▶ _Exercise objective_: Substitute "overlay-text" for "watermark-text" in the items starting at the beginning of the items and ending at the line containing "card-label: 其他位置: [482, 128, 519, 138]", and reproduce only those lines with every other detail unchanged.

# Start of Data in this exercise

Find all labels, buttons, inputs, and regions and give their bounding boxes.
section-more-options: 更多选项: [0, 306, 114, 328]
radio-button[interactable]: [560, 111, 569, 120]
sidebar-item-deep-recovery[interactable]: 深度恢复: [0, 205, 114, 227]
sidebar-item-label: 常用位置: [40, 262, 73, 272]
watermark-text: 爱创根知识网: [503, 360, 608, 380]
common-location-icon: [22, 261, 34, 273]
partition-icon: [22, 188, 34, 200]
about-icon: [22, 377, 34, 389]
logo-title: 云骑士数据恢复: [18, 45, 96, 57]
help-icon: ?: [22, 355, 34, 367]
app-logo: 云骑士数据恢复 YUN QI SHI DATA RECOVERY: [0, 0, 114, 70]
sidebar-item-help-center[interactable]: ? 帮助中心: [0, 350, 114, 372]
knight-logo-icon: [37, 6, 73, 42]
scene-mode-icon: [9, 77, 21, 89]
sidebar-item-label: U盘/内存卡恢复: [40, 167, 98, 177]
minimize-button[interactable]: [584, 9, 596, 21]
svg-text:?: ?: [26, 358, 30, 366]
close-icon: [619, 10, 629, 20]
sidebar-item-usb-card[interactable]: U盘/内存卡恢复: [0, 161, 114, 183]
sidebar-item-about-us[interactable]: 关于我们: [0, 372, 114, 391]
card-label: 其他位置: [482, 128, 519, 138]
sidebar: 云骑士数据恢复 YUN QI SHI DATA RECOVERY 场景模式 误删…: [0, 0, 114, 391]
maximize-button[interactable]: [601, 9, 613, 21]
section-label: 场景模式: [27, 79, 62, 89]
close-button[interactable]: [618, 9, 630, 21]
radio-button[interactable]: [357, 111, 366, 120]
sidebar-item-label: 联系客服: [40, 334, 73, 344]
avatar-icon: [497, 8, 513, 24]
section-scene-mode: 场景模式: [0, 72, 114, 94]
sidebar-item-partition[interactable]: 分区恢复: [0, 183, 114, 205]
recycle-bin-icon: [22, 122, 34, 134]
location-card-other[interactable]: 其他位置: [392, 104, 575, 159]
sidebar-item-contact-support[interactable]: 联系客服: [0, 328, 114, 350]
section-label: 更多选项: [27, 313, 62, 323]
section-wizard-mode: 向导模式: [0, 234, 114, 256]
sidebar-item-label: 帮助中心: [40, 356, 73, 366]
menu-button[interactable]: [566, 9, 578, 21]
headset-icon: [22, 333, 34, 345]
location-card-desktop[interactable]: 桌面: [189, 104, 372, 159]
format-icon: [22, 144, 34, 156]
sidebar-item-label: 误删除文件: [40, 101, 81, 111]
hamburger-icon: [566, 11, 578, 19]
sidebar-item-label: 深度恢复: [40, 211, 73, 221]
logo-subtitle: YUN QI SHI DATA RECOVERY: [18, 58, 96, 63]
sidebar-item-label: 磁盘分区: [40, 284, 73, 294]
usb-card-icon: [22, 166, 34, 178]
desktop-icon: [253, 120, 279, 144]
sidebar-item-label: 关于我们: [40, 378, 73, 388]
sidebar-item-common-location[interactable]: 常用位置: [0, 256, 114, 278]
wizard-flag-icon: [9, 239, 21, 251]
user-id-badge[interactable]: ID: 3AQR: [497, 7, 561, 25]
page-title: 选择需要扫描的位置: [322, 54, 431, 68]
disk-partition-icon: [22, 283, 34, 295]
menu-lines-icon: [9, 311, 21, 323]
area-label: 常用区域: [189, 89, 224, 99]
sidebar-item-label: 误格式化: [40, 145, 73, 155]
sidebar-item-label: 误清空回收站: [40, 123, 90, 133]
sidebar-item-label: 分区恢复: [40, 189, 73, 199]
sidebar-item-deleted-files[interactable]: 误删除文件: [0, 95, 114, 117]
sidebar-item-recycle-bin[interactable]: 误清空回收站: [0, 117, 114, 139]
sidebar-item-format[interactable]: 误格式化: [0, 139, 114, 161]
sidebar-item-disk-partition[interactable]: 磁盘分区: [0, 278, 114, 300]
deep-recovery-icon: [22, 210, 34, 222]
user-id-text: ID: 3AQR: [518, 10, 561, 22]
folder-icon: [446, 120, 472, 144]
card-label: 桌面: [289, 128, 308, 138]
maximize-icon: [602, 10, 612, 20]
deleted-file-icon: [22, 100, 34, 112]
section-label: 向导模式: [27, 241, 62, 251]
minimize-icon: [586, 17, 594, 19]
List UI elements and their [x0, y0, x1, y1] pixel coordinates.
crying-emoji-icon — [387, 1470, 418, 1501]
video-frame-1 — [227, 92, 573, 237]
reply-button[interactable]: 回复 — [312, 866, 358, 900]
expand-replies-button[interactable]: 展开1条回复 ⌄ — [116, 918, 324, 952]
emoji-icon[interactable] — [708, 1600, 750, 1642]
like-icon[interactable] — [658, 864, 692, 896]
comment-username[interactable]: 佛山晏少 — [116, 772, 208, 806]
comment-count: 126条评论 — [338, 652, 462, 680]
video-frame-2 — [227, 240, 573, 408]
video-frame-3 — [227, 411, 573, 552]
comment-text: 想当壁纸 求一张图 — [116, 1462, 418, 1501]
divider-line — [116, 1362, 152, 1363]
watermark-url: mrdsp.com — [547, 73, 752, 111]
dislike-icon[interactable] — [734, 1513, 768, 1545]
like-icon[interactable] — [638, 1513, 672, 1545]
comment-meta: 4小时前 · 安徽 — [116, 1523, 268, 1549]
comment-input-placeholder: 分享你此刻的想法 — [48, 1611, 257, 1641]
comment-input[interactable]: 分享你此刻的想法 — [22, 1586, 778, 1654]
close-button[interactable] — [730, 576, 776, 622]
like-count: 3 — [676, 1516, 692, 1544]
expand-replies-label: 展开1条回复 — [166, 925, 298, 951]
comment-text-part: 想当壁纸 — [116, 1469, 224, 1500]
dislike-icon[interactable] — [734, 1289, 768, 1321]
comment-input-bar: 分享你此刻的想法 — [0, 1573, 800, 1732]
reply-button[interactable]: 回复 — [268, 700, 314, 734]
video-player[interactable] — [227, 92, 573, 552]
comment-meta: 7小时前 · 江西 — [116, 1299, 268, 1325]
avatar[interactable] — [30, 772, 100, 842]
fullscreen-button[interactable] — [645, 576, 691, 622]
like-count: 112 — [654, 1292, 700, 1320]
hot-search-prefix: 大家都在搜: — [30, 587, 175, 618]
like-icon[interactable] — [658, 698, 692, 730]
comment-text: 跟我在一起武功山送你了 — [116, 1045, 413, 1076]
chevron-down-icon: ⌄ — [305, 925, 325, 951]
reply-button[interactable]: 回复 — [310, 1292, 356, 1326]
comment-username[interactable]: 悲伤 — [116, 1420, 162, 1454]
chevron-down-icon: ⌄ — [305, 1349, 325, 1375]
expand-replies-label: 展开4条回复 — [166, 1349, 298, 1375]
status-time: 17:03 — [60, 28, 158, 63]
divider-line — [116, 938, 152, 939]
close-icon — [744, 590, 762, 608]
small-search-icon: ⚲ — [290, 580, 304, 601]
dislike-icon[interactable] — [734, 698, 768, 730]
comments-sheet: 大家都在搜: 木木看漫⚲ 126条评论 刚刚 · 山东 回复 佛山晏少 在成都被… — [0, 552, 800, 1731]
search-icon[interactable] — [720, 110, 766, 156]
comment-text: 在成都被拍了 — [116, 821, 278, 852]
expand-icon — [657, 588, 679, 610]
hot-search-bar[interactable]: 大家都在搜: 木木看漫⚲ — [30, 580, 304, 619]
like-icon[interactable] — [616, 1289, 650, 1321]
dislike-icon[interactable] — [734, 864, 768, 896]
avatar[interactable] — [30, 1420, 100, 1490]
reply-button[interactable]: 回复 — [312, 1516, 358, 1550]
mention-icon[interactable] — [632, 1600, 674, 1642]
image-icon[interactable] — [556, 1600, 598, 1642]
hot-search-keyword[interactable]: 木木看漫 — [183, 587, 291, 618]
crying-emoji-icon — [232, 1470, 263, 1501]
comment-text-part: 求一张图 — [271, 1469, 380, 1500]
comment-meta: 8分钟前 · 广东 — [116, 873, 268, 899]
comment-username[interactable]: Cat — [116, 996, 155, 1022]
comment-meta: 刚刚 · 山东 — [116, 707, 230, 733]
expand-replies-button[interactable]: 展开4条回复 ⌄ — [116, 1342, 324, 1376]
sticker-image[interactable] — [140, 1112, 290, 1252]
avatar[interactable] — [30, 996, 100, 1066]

# End of Data in this exercise

▶ _Solution to this exercise_:
Find all labels, buttons, inputs, and regions and give their bounding boxes.
section-more-options: 更多选项: [0, 306, 114, 328]
radio-button[interactable]: [560, 111, 569, 120]
sidebar-item-deep-recovery[interactable]: 深度恢复: [0, 205, 114, 227]
sidebar-item-label: 常用位置: [40, 262, 73, 272]
overlay-text: 爱创根知识网: [503, 360, 608, 380]
common-location-icon: [22, 261, 34, 273]
partition-icon: [22, 188, 34, 200]
about-icon: [22, 377, 34, 389]
logo-title: 云骑士数据恢复: [18, 45, 96, 57]
help-icon: ?: [22, 355, 34, 367]
app-logo: 云骑士数据恢复 YUN QI SHI DATA RECOVERY: [0, 0, 114, 70]
sidebar-item-help-center[interactable]: ? 帮助中心: [0, 350, 114, 372]
knight-logo-icon: [37, 6, 73, 42]
scene-mode-icon: [9, 77, 21, 89]
sidebar-item-label: U盘/内存卡恢复: [40, 167, 98, 177]
minimize-button[interactable]: [584, 9, 596, 21]
svg-text:?: ?: [26, 358, 30, 366]
close-icon: [619, 10, 629, 20]
sidebar-item-usb-card[interactable]: U盘/内存卡恢复: [0, 161, 114, 183]
sidebar-item-about-us[interactable]: 关于我们: [0, 372, 114, 391]
card-label: 其他位置: [482, 128, 519, 138]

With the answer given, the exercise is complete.